**Problem description**
Retype the records that come next, word for word.

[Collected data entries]
+-------+

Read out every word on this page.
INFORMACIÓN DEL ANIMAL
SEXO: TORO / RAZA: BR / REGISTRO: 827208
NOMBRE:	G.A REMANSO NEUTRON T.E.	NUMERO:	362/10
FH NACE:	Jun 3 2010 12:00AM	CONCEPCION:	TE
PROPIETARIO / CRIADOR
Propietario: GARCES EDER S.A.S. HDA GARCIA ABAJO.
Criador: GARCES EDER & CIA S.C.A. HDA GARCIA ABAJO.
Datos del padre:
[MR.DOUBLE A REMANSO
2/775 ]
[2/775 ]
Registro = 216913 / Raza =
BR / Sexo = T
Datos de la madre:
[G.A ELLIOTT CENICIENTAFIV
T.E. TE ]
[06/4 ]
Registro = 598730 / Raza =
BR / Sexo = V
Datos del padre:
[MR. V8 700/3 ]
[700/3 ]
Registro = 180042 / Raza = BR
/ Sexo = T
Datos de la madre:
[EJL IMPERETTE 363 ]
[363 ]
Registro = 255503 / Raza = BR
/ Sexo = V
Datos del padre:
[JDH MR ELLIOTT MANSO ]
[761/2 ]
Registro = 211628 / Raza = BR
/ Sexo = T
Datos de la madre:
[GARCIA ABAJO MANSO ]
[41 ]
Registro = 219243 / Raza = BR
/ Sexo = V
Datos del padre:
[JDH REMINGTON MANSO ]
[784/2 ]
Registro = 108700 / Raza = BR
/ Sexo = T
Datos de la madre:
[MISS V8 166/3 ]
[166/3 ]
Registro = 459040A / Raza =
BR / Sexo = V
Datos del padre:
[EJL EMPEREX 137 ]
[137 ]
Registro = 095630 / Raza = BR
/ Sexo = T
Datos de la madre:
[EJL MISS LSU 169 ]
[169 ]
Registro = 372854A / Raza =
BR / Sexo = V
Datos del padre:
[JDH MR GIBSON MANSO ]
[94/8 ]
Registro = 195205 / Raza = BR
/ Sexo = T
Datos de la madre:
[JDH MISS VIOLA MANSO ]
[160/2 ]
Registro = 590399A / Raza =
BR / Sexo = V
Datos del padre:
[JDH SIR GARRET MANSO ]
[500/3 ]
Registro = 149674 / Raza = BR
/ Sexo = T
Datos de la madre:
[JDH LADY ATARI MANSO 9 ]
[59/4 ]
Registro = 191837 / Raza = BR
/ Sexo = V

+-------+

**Finished answer**
Read out every word on this page.
INFORMACIÓN DEL ANIMAL
SEXO: TORO / RAZA: BR / REGISTRO: 827208
NOMBRE:	G.A REMANSO NEUTRON T.E.	NUMERO:	362/10
FH NACE:	Jun 3 2010 12:00AM	CONCEPCION:	TE
PROPIETARIO / CRIADOR
Propietario: GARCES EDER S.A.S. HDA GARCIA ABAJO.
Criador: GARCES EDER & CIA S.C.A. HDA GARCIA ABAJO.
Datos del padre:
[MR.DOUBLE A REMANSO
2/775 ]
[2/775 ]
Registro = 216913 / Raza =
BR / Sexo = T
Datos de la madre:
[G.A ELLIOTT CENICIENTAFIV
T.E. TE ]
[06/4 ]
Registro = 598730 / Raza =
BR / Sexo = V
Datos del padre:
[MR. V8 700/3 ]
[700/3 ]
Registro = 180042 / Raza = BR
/ Sexo = T
Datos de la madre:
[EJL IMPERETTE 363 ]
[363 ]
Registro = 255503 / Raza = BR
/ Sexo = V
Datos del padre:
[JDH MR ELLIOTT MANSO ]
[761/2 ]
Registro = 211628 / Raza = BR
/ Sexo = T
Datos de la madre:
[GARCIA ABAJO MANSO ]
[41 ]
Registro = 219243 / Raza = BR
/ Sexo = V
Datos del padre:
[JDH REMINGTON MANSO ]
[784/2 ]
Registro = 108700 / Raza = BR
/ Sexo = T
Datos de la madre:
[MISS V8 166/3 ]
[166/3 ]
Registro = 459040A / Raza =
BR / Sexo = V
Datos del padre:
[EJL EMPEREX 137 ]
[137 ]
Registro = 095630 / Raza = BR
/ Sexo = T
Datos de la madre:
[EJL MISS LSU 169 ]
[169 ]
Registro = 372854A / Raza =
BR / Sexo = V
Datos del padre:
[JDH MR GIBSON MANSO ]
[94/8 ]
Registro = 195205 / Raza = BR
/ Sexo = T
Datos de la madre:
[JDH MISS VIOLA MANSO ]
[160/2 ]
Registro = 590399A / Raza =
BR / Sexo = V
Datos del padre:
[JDH SIR GARRET MANSO ]
[500/3 ]
Registro = 149674 / Raza = BR
/ Sexo = T
Datos de la madre:
[JDH LADY ATARI MANSO 9 ]
[59/4 ]
Registro = 191837 / Raza = BR
/ Sexo = V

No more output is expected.